**Given task**
Every entry should be repeated exactly. Omit the pictures.
start Supplied entries
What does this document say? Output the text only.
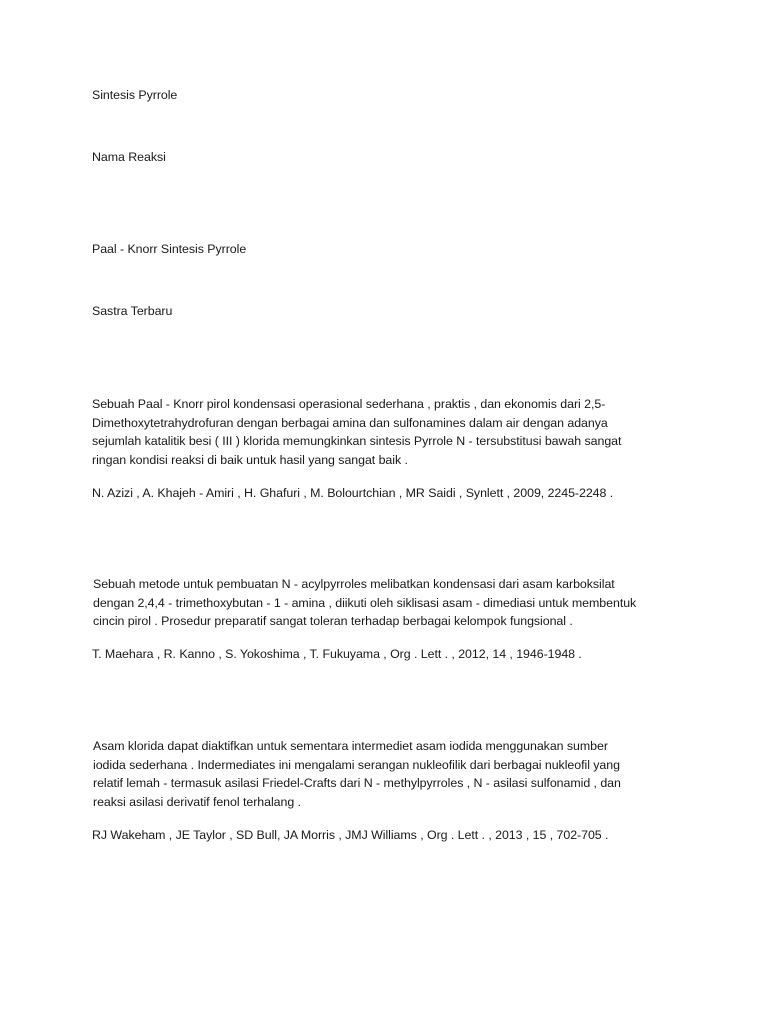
Sintesis Pyrrole
Nama Reaksi
Paal - Knorr Sintesis Pyrrole
Sastra Terbaru
Sebuah Paal - Knorr pirol kondensasi operasional sederhana , praktis , dan ekonomis dari 2,5-
Dimethoxytetrahydrofuran dengan berbagai amina dan sulfonamines dalam air dengan adanya
sejumlah katalitik besi ( III ) klorida memungkinkan sintesis Pyrrole N - tersubstitusi bawah sangat
ringan kondisi reaksi di baik untuk hasil yang sangat baik .
N. Azizi , A. Khajeh - Amiri , H. Ghafuri , M. Bolourtchian , MR Saidi , Synlett , 2009, 2245-2248 .
Sebuah metode untuk pembuatan N - acylpyrroles melibatkan kondensasi dari asam karboksilat
dengan 2,4,4 - trimethoxybutan - 1 - amina , diikuti oleh siklisasi asam - dimediasi untuk membentuk
cincin pirol . Prosedur preparatif sangat toleran terhadap berbagai kelompok fungsional .
T. Maehara , R. Kanno , S. Yokoshima , T. Fukuyama , Org . Lett . , 2012, 14 , 1946-1948 .
Asam klorida dapat diaktifkan untuk sementara intermediet asam iodida menggunakan sumber
iodida sederhana . Indermediates ini mengalami serangan nukleofilik dari berbagai nukleofil yang
relatif lemah - termasuk asilasi Friedel-Crafts dari N - methylpyrroles , N - asilasi sulfonamid , dan
reaksi asilasi derivatif fenol terhalang .
RJ Wakeham , JE Taylor , SD Bull, JA Morris , JMJ Williams , Org . Lett . , 2013 , 15 , 702-705 .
end Supplied entries
**Reply**
What does this document say? Output the text only.
Sintesis Pyrrole
Nama Reaksi
Paal - Knorr Sintesis Pyrrole
Sastra Terbaru
Sebuah Paal - Knorr pirol kondensasi operasional sederhana , praktis , dan ekonomis dari 2,5-
Dimethoxytetrahydrofuran dengan berbagai amina dan sulfonamines dalam air dengan adanya
sejumlah katalitik besi ( III ) klorida memungkinkan sintesis Pyrrole N - tersubstitusi bawah sangat
ringan kondisi reaksi di baik untuk hasil yang sangat baik .
N. Azizi , A. Khajeh - Amiri , H. Ghafuri , M. Bolourtchian , MR Saidi , Synlett , 2009, 2245-2248 .
Sebuah metode untuk pembuatan N - acylpyrroles melibatkan kondensasi dari asam karboksilat
dengan 2,4,4 - trimethoxybutan - 1 - amina , diikuti oleh siklisasi asam - dimediasi untuk membentuk
cincin pirol . Prosedur preparatif sangat toleran terhadap berbagai kelompok fungsional .
T. Maehara , R. Kanno , S. Yokoshima , T. Fukuyama , Org . Lett . , 2012, 14 , 1946-1948 .
Asam klorida dapat diaktifkan untuk sementara intermediet asam iodida menggunakan sumber
iodida sederhana . Indermediates ini mengalami serangan nukleofilik dari berbagai nukleofil yang
relatif lemah - termasuk asilasi Friedel-Crafts dari N - methylpyrroles , N - asilasi sulfonamid , dan
reaksi asilasi derivatif fenol terhalang .
RJ Wakeham , JE Taylor , SD Bull, JA Morris , JMJ Williams , Org . Lett . , 2013 , 15 , 702-705 .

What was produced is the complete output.